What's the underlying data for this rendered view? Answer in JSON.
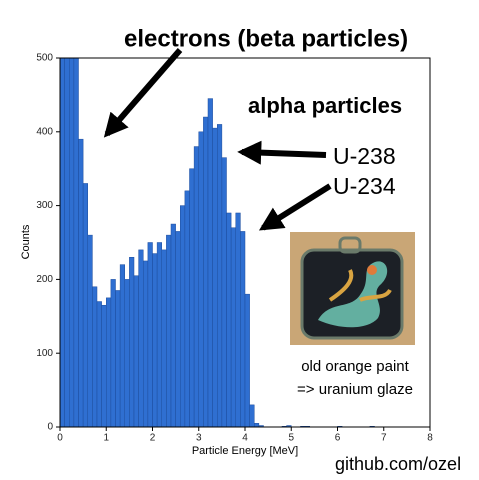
{
  "chart_data": {
    "type": "histogram",
    "xlabel": "Particle Energy [MeV]",
    "ylabel": "Counts",
    "bins": [
      0,
      0.1,
      0.2,
      0.3,
      0.4,
      0.5,
      0.6,
      0.7,
      0.8,
      0.9,
      1,
      1.1,
      1.2,
      1.3,
      1.4,
      1.5,
      1.6,
      1.7,
      1.8,
      1.9,
      2,
      2.1,
      2.2,
      2.3,
      2.4,
      2.5,
      2.6,
      2.7,
      2.8,
      2.9,
      3,
      3.1,
      3.2,
      3.3,
      3.4,
      3.5,
      3.6,
      3.7,
      3.8,
      3.9,
      4,
      4.1,
      4.2,
      4.3,
      4.4,
      4.5,
      4.6,
      4.7,
      4.8,
      4.9,
      5,
      5.1,
      5.2,
      5.3,
      5.4,
      5.5,
      5.6,
      5.7,
      5.8,
      5.9,
      6,
      6.1,
      6.2,
      6.3,
      6.4,
      6.5,
      6.6,
      6.7,
      6.8,
      6.9,
      7,
      7.1,
      7.2,
      7.3,
      7.4,
      7.5,
      7.6,
      7.7,
      7.8,
      7.9,
      8
    ],
    "counts": [
      500,
      500,
      500,
      500,
      390,
      330,
      260,
      190,
      170,
      165,
      175,
      200,
      185,
      220,
      200,
      230,
      205,
      240,
      225,
      250,
      235,
      250,
      240,
      260,
      275,
      265,
      300,
      320,
      350,
      380,
      400,
      420,
      445,
      405,
      410,
      365,
      290,
      270,
      290,
      265,
      180,
      30,
      5,
      2,
      0,
      0,
      0,
      0,
      1,
      2,
      0,
      0,
      1,
      1,
      0,
      0,
      0,
      0,
      0,
      0,
      1,
      0,
      0,
      0,
      0,
      0,
      0,
      1,
      0,
      0,
      0,
      0,
      0,
      0,
      0,
      0,
      0,
      0,
      0,
      0
    ],
    "color": "#2f6fd1",
    "xlim": [
      0,
      8
    ],
    "xticks": [
      0,
      1,
      2,
      3,
      4,
      5,
      6,
      7,
      8
    ],
    "ylim": [
      0,
      500
    ],
    "yticks": [
      0,
      100,
      200,
      300,
      400,
      500
    ],
    "annotations": [
      "electrons (beta particles)",
      "alpha particles",
      "U-238",
      "U-234",
      "old orange paint",
      "=> uranium glaze",
      "github.com/ozel"
    ]
  }
}
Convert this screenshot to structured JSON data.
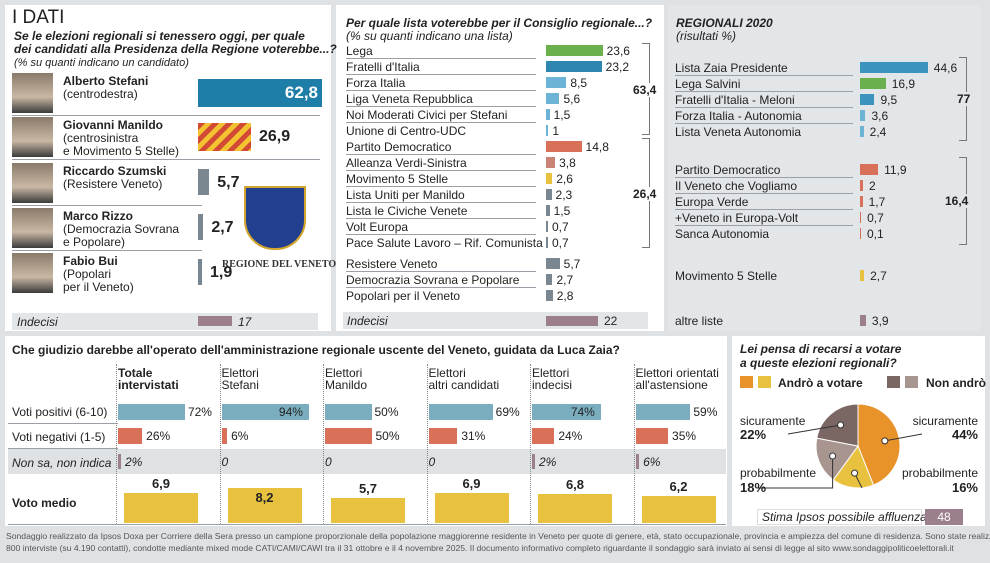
{
  "colors": {
    "blue_dark": "#1f7ea8",
    "blue_mid": "#3c93bd",
    "blue_light": "#6cb3d6",
    "green": "#6ab04c",
    "red": "#d9705a",
    "red_soft": "#c98274",
    "yellow": "#e8c13f",
    "gray": "#7b8790",
    "mauve": "#9c7f8d",
    "orange": "#e8922a",
    "brown_dark": "#7a6662",
    "brown_light": "#a8958f",
    "teal": "#7aaebf"
  },
  "header": {
    "title": "I DATI"
  },
  "candidates": {
    "question": [
      "Se le elezioni regionali si tenessero oggi, per quale",
      "dei candidati alla Presidenza della Regione voterebbe...?"
    ],
    "note": "(% su quanti indicano un candidato)",
    "items": [
      {
        "name": "Alberto Stefani",
        "party": [
          "(centrodestra)"
        ],
        "value": "62,8",
        "v": 62.8
      },
      {
        "name": "Giovanni Manildo",
        "party": [
          "(centrosinistra",
          "e Movimento 5 Stelle)"
        ],
        "value": "26,9",
        "v": 26.9
      },
      {
        "name": "Riccardo Szumski",
        "party": [
          "(Resistere Veneto)"
        ],
        "value": "5,7",
        "v": 5.7
      },
      {
        "name": "Marco Rizzo",
        "party": [
          "(Democrazia Sovrana",
          "e Popolare)"
        ],
        "value": "2,7",
        "v": 2.7
      },
      {
        "name": "Fabio Bui",
        "party": [
          "(Popolari",
          "per il Veneto)"
        ],
        "value": "1,9",
        "v": 1.9
      }
    ],
    "undecided": {
      "label": "Indecisi",
      "value": "17",
      "v": 17
    },
    "logo_text": "REGIONE DEL VENETO"
  },
  "lists": {
    "question": "Per quale lista voterebbe per il Consiglio regionale...?",
    "note": "(% su quanti indicano una lista)",
    "items": [
      {
        "label": "Lega",
        "value": "23,6",
        "v": 23.6,
        "color": "#6ab04c"
      },
      {
        "label": "Fratelli d'Italia",
        "value": "23,2",
        "v": 23.2,
        "color": "#2f86b0"
      },
      {
        "label": "Forza Italia",
        "value": "8,5",
        "v": 8.5,
        "color": "#6cb3d6"
      },
      {
        "label": "Liga Veneta Repubblica",
        "value": "5,6",
        "v": 5.6,
        "color": "#6cb3d6"
      },
      {
        "label": "Noi Moderati Civici per Stefani",
        "value": "1,5",
        "v": 1.5,
        "color": "#6cb3d6"
      },
      {
        "label": "Unione di Centro-UDC",
        "value": "1",
        "v": 1,
        "color": "#6cb3d6"
      },
      {
        "label": "Partito Democratico",
        "value": "14,8",
        "v": 14.8,
        "color": "#d9705a"
      },
      {
        "label": "Alleanza Verdi-Sinistra",
        "value": "3,8",
        "v": 3.8,
        "color": "#c98274"
      },
      {
        "label": "Movimento 5 Stelle",
        "value": "2,6",
        "v": 2.6,
        "color": "#e8c13f"
      },
      {
        "label": "Lista Uniti per Manildo",
        "value": "2,3",
        "v": 2.3,
        "color": "#7b8790"
      },
      {
        "label": "Lista le Civiche Venete",
        "value": "1,5",
        "v": 1.5,
        "color": "#7b8790"
      },
      {
        "label": "Volt Europa",
        "value": "0,7",
        "v": 0.7,
        "color": "#7b8790"
      },
      {
        "label": "Pace Salute Lavoro – Rif. Comunista",
        "value": "0,7",
        "v": 0.7,
        "color": "#7b8790"
      },
      {
        "label": "Resistere Veneto",
        "value": "5,7",
        "v": 5.7,
        "color": "#7b8790"
      },
      {
        "label": "Democrazia Sovrana e Popolare",
        "value": "2,7",
        "v": 2.7,
        "color": "#7b8790"
      },
      {
        "label": "Popolari per il Veneto",
        "value": "2,8",
        "v": 2.8,
        "color": "#7b8790"
      }
    ],
    "group_totals": [
      "63,4",
      "26,4"
    ],
    "undecided": {
      "label": "Indecisi",
      "value": "22",
      "v": 22
    }
  },
  "regionali2020": {
    "title": "REGIONALI 2020",
    "note": "(risultati %)",
    "items": [
      {
        "label": "Lista Zaia Presidente",
        "value": "44,6",
        "v": 44.6,
        "color": "#3c93bd"
      },
      {
        "label": "Lega Salvini",
        "value": "16,9",
        "v": 16.9,
        "color": "#6ab04c"
      },
      {
        "label": "Fratelli d'Italia - Meloni",
        "value": "9,5",
        "v": 9.5,
        "color": "#3c93bd"
      },
      {
        "label": "Forza Italia - Autonomia",
        "value": "3,6",
        "v": 3.6,
        "color": "#6cb3d6"
      },
      {
        "label": "Lista Veneta Autonomia",
        "value": "2,4",
        "v": 2.4,
        "color": "#6cb3d6"
      },
      {
        "label": "Partito Democratico",
        "value": "11,9",
        "v": 11.9,
        "color": "#d9705a"
      },
      {
        "label": "Il Veneto che Vogliamo",
        "value": "2",
        "v": 2,
        "color": "#d9705a"
      },
      {
        "label": "Europa Verde",
        "value": "1,7",
        "v": 1.7,
        "color": "#d9705a"
      },
      {
        "label": "+Veneto in Europa-Volt",
        "value": "0,7",
        "v": 0.7,
        "color": "#d9705a"
      },
      {
        "label": "Sanca Autonomia",
        "value": "0,1",
        "v": 0.1,
        "color": "#d9705a"
      },
      {
        "label": "Movimento 5 Stelle",
        "value": "2,7",
        "v": 2.7,
        "color": "#e8c13f"
      },
      {
        "label": "altre liste",
        "value": "3,9",
        "v": 3.9,
        "color": "#9c7f8d"
      }
    ],
    "group_totals": [
      "77",
      "16,4"
    ]
  },
  "judgement": {
    "question": "Che giudizio darebbe all'operato dell'amministrazione regionale uscente del Veneto, guidata da Luca Zaia?",
    "row_labels": [
      "Voti positivi (6-10)",
      "Voti negativi (1-5)",
      "Non sa, non indica",
      "Voto medio"
    ],
    "columns": [
      {
        "head": [
          "Totale",
          "intervistati"
        ],
        "pos": "72%",
        "p": 72,
        "neg": "26%",
        "n": 26,
        "ns": "2%",
        "s": 2,
        "avg": "6,9",
        "a": 6.9
      },
      {
        "head": [
          "Elettori",
          "Stefani"
        ],
        "pos": "94%",
        "p": 94,
        "neg": "6%",
        "n": 6,
        "ns": "0",
        "s": 0,
        "avg": "8,2",
        "a": 8.2
      },
      {
        "head": [
          "Elettori",
          "Manildo"
        ],
        "pos": "50%",
        "p": 50,
        "neg": "50%",
        "n": 50,
        "ns": "0",
        "s": 0,
        "avg": "5,7",
        "a": 5.7
      },
      {
        "head": [
          "Elettori",
          "altri candidati"
        ],
        "pos": "69%",
        "p": 69,
        "neg": "31%",
        "n": 31,
        "ns": "0",
        "s": 0,
        "avg": "6,9",
        "a": 6.9
      },
      {
        "head": [
          "Elettori",
          "indecisi"
        ],
        "pos": "74%",
        "p": 74,
        "neg": "24%",
        "n": 24,
        "ns": "2%",
        "s": 2,
        "avg": "6,8",
        "a": 6.8
      },
      {
        "head": [
          "Elettori orientati",
          "all'astensione"
        ],
        "pos": "59%",
        "p": 59,
        "neg": "35%",
        "n": 35,
        "ns": "6%",
        "s": 6,
        "avg": "6,2",
        "a": 6.2
      }
    ]
  },
  "turnout": {
    "question": [
      "Lei pensa di recarsi a votare",
      "a queste elezioni regionali?"
    ],
    "legend_go": "Andrò a votare",
    "legend_not": "Non andrò",
    "slices": [
      {
        "label": "sicuramente",
        "value": "44%",
        "v": 44,
        "color": "#e8922a"
      },
      {
        "label": "probabilmente",
        "value": "16%",
        "v": 16,
        "color": "#e8c13f"
      },
      {
        "label": "probabilmente",
        "value": "18%",
        "v": 18,
        "color": "#a8958f"
      },
      {
        "label": "sicuramente",
        "value": "22%",
        "v": 22,
        "color": "#7a6662"
      }
    ],
    "estimate_label": "Stima Ipsos possibile affluenza",
    "estimate_value": "48"
  },
  "footer": [
    "Sondaggio realizzato da Ipsos Doxa per Corriere della Sera presso un campione proporzionale della popolazione  maggiorenne residente in Veneto per quote di genere, età, stato occupazionale, provincia e ampiezza del comune di residenza. Sono state realizzate",
    "800 interviste (su 4.190 contatti), condotte mediante mixed mode CATI/CAMI/CAWI tra il 31 ottobre e il 4 novembre 2025.  Il documento informativo completo riguardante il sondaggio sarà inviato ai sensi di legge al sito www.sondaggipoliticoelettorali.it"
  ]
}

# # # #

INSTRUCTIONS FOR THE TASK :: Extract, from the listing above, every line where the string "Popolare" occurs.

RESULT OF THE TASK ::
          "e Popolare)"
        "label": "Democrazia Sovrana e Popolare",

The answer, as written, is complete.